Aunque cada capítulo puede ser leído de forma independiente, el libro está articulado en cuatro partes en las que el autor aborda la situación del mundo actual y de las relaciones entre estados desde ángulos diferentes. En la primera de ellas, Haass introduce el marco histórico mínimo necesario para comprender la configuración del actual sistema internacional, deteniéndose de forma particular en los hitos de la Paz de Westfalia, las dos Guerras Mundiales, la Guerra Fría, y del mundo posterior a la misma.

La segunda parte dedica sendos capítulos a diferentes regiones del mundo, que son brevemente analizadas desde el punto de vista geopolítico. Para cada región, el libro describe su situación, y analiza los principales retos a que se enfrenta, concluyendo con una mirada a su futuro. El capítulo es comprehensivo, aunque la división regional que emplea para el análisis es un tanto cuestionable, y a pesar de que omita, inexplicablemente, cualquier referencia al Ártico como región con identidad geopolítica propia y llamada a jugar un papel creciente en el mundo globalizado a que alude constantemente el libro.

La tercera parte de la obra está dedicada a la globalización como fenómeno definitorio e inescapable de la época actual con enorme impacto sobre la estabilidad del orden internacional. En varios capítulos, repasa las múltiples manifestaciones de la globalización –terrorismo, proliferación nuclear, cambio climático, migraciones, ciberespacio, salud, comercio internacional, cuestiones monetarias, y desarrollo– describiendo en cada caso sus causas y consecuencias, así como las opciones disponibles a todos los niveles para tratarlas de forma que favorable a la estabilidad del orden mundial.

Finalmente, la última sección trata del orden mundial –el concepto más básico en relaciones internacionales–, que considera imprescindible dado que su ausencia se traduce en pérdida de vidas y de recursos, y en amenazas a la libertad y prosperidad a nivel global. Sobre la idea de que, en cualquier momento histórico, y a cualquier nivel, operan fuerzas que promueven la estabilidad del orden junto con otras que tienden al caos, el capítulo se ocupa de las principales fuentes de estabilidad, analizando su contribución al orden –o desorden– internacional, y concluyendo con el significado que esto tiene para la era internacional que vivimos. Aspectos como la soberanía, el equilibrio de poder, las alianzas, o la guerra, son tratados en los diferentes capítulos que comprenden esta cuarta y última parte.

TAREAS POR REALIZAR.
1 - Copia textualmente el pasaje de la reseña que empieza en "Finalmente, la última" y termina en "y última parte.".
2 - Según la reseña, ¿qué región omite el libro como región con identidad geopolítica propia?
3 - Prolonga la reseña del libro de Haass a partir de su última oración.

CONJUNTO DE REGISTROS.
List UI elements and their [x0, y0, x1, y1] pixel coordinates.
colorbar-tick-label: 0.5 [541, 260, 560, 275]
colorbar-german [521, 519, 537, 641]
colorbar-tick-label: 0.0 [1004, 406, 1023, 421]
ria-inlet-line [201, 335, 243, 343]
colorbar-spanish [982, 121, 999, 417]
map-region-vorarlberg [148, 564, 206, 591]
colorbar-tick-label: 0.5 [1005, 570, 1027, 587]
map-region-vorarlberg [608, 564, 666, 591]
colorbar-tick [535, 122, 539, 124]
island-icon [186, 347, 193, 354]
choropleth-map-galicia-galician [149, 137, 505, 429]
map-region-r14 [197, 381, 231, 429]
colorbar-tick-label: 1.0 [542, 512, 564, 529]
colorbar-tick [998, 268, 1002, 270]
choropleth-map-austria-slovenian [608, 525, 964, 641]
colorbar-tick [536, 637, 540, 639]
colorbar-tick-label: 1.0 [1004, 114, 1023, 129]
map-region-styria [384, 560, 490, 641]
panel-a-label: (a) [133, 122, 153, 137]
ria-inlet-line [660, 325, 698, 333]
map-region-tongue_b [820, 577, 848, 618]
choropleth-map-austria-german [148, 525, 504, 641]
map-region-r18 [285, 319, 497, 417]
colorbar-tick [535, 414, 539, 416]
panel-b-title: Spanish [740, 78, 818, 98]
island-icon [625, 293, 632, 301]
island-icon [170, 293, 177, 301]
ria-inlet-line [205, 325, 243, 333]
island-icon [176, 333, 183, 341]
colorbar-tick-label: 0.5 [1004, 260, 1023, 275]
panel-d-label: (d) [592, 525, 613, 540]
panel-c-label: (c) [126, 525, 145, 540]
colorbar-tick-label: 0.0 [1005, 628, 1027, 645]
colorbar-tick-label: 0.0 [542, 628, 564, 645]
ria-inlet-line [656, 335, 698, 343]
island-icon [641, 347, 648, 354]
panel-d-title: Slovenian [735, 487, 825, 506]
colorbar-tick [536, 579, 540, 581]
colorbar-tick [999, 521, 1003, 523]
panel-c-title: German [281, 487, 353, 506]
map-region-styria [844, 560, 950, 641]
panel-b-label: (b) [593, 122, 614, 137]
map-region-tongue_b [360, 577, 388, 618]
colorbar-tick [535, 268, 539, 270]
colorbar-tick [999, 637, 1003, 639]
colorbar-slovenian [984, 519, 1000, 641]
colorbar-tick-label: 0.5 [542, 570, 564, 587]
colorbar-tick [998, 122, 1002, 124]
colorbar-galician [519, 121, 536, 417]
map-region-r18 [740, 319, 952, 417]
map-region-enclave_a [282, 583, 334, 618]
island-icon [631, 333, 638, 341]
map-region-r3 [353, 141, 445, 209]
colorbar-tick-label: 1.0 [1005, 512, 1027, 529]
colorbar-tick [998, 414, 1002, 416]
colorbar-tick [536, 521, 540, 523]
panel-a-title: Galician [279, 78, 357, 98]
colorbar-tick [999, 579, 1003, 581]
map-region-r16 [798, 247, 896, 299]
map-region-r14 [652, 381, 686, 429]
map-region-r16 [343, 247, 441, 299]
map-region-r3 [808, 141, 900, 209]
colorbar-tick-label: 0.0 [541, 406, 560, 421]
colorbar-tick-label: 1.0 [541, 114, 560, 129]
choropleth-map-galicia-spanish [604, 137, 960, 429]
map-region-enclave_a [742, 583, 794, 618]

CONJUNTO DE RESPUESTAS.
1 -
Finalmente, la última sección trata del orden mundial –el concepto más básico en relaciones internacionales–, que considera imprescindible dado que su ausencia se traduce en pérdida de vidas y de recursos, y en amenazas a la libertad y prosperidad a nivel global. Sobre la idea de que, en cualquier momento histórico, y a cualquier nivel, operan fuerzas que promueven la estabilidad del orden junto con otras que tienden al caos, el capítulo se ocupa de las principales fuentes de estabilidad, analizando su contribución al orden –o desorden– internacional, y concluyendo con el significado que esto tiene para la era internacional que vivimos. Aspectos como la soberanía, el equilibrio de poder, las alianzas, o la guerra, son tratados en los diferentes capítulos que comprenden esta cuarta y última parte.

2 - El Ártico.

3 -
De particular interés para quien desee profundizar más en estos asuntos resulta la coda del libro, titulada Where to Go for More. Este capítulo final ofrece al lector un compendio de referencias periodísticas, digitales, y literarias bastante equilibrado y autorizado cuyo uso frecuente, altamente recomendado, contribuirá, sin duda, al objetivo formativo que propone el autor.

Se trata de un libro divulgativo, escrito para mejorar la formación del público norteamericano y, más allá de ello, global, en asuntos relacionados con el orden mundial. Este carácter didáctico no es, sin embargo, óbice para que Haass, en algunos momentos, y a pesar de su promesa de proporcionar un criterio independiente y no partidista que haga al lector haga menos manipulable, tiña esos asuntos con su personal visión del orden mundial y de cómo debe ser, ni para que ejercite una crítica -un tanto velada, hay que decir- a la política internacional, poco globalista, del actual inquilino de la Casa Blanca. Pese a ello, The World. A Brief Introduction ofrece una sencilla y completa introducción al mundo de las relaciones internacionales, y resulta, casi, de lectura obligada para quien quiera iniciarse en el conocimiento del orden mundial y de los mecanismos que lo regulan.